= Input for this task =

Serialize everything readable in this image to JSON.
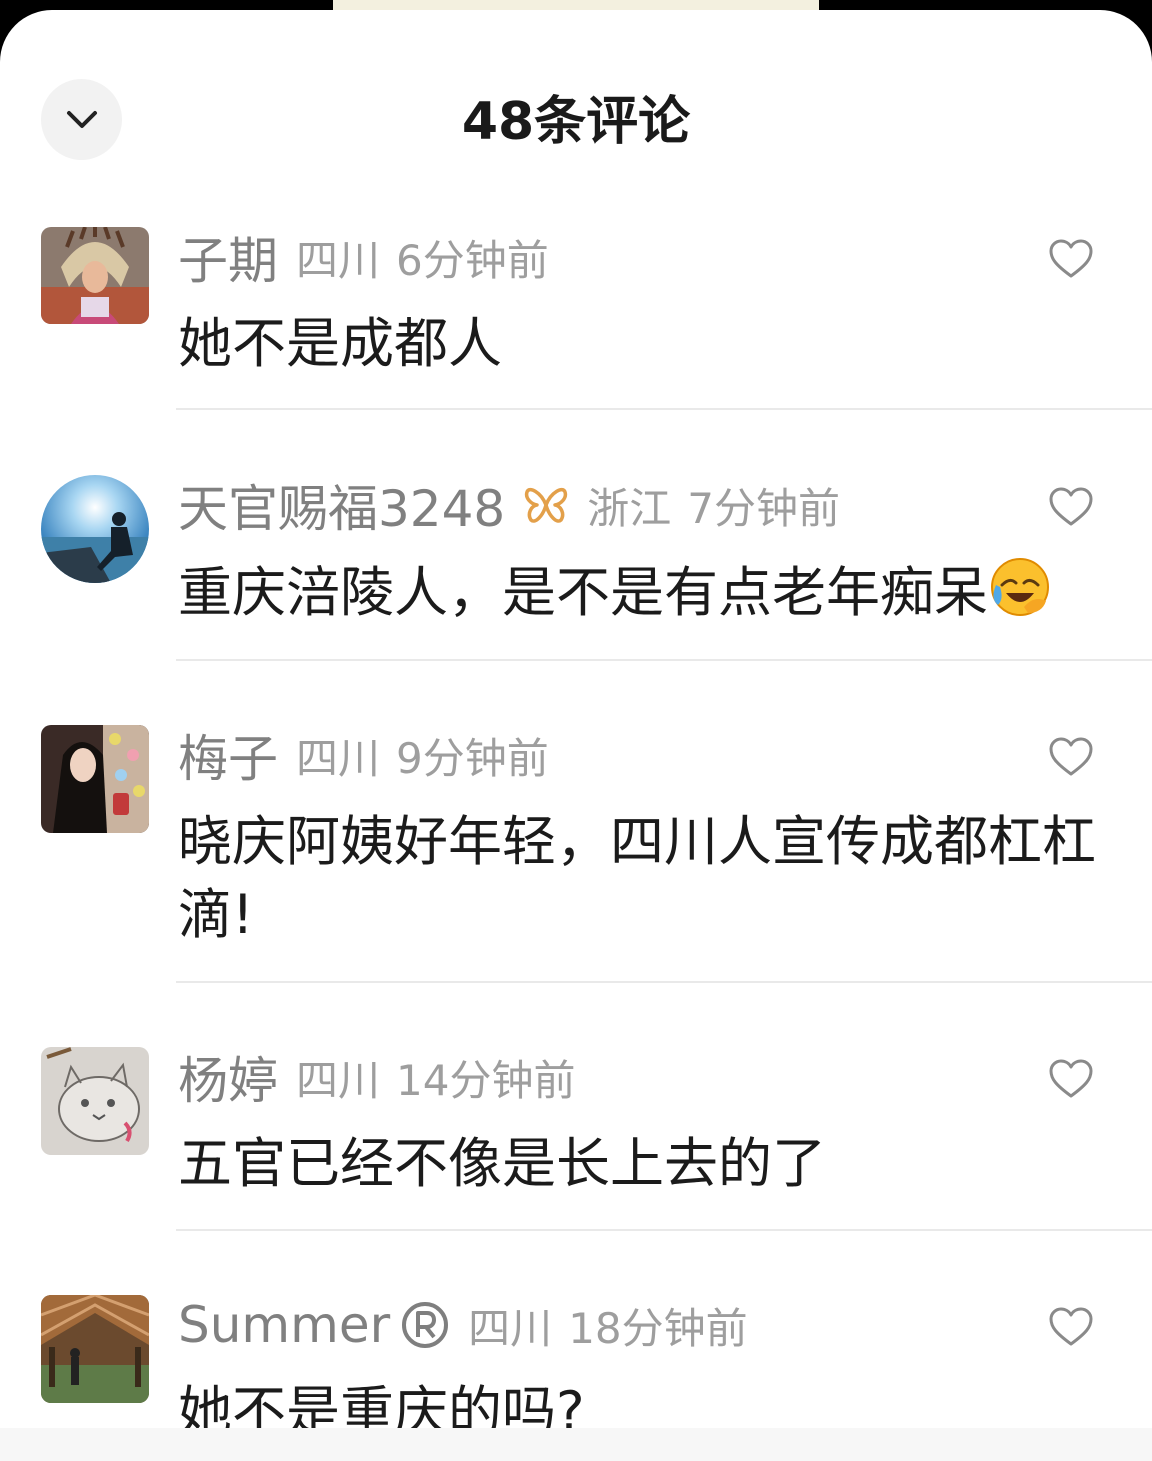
{
  "header": {
    "title": "48条评论"
  },
  "comments": [
    {
      "name": "子期",
      "region": "四川",
      "time": "6分钟前",
      "text": "她不是成都人"
    },
    {
      "name": "天官赐福3248",
      "region": "浙江",
      "time": "7分钟前",
      "text": "重庆涪陵人，是不是有点老年痴呆"
    },
    {
      "name": "梅子",
      "region": "四川",
      "time": "9分钟前",
      "text": "晓庆阿姨好年轻，四川人宣传成都杠杠滴!"
    },
    {
      "name": "杨婷",
      "region": "四川",
      "time": "14分钟前",
      "text": "五官已经不像是长上去的了"
    },
    {
      "name": "Summer",
      "region": "四川",
      "time": "18分钟前",
      "text": "她不是重庆的吗?"
    }
  ],
  "icons": {
    "collapse": "chevron-down-icon",
    "like": "heart-outline-icon",
    "vip": "butterfly-icon",
    "registered": "registered-mark-icon",
    "emoji": "laughing-crying-emoji"
  },
  "colors": {
    "nickname": "#808080",
    "meta": "#9e9e9e",
    "text": "#1b1b1b",
    "vip_badge": "#e3a04a"
  }
}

= Aim =
Reproduce the whole listing above word for word, but not its pictures.

= Result =
Serialize everything readable in this image to JSON.
{
  "header": {
    "title": "48条评论"
  },
  "comments": [
    {
      "name": "子期",
      "region": "四川",
      "time": "6分钟前",
      "text": "她不是成都人"
    },
    {
      "name": "天官赐福3248",
      "region": "浙江",
      "time": "7分钟前",
      "text": "重庆涪陵人，是不是有点老年痴呆"
    },
    {
      "name": "梅子",
      "region": "四川",
      "time": "9分钟前",
      "text": "晓庆阿姨好年轻，四川人宣传成都杠杠滴!"
    },
    {
      "name": "杨婷",
      "region": "四川",
      "time": "14分钟前",
      "text": "五官已经不像是长上去的了"
    },
    {
      "name": "Summer",
      "region": "四川",
      "time": "18分钟前",
      "text": "她不是重庆的吗?"
    }
  ],
  "icons": {
    "collapse": "chevron-down-icon",
    "like": "heart-outline-icon",
    "vip": "butterfly-icon",
    "registered": "registered-mark-icon",
    "emoji": "laughing-crying-emoji"
  },
  "colors": {
    "nickname": "#808080",
    "meta": "#9e9e9e",
    "text": "#1b1b1b",
    "vip_badge": "#e3a04a"
  }
}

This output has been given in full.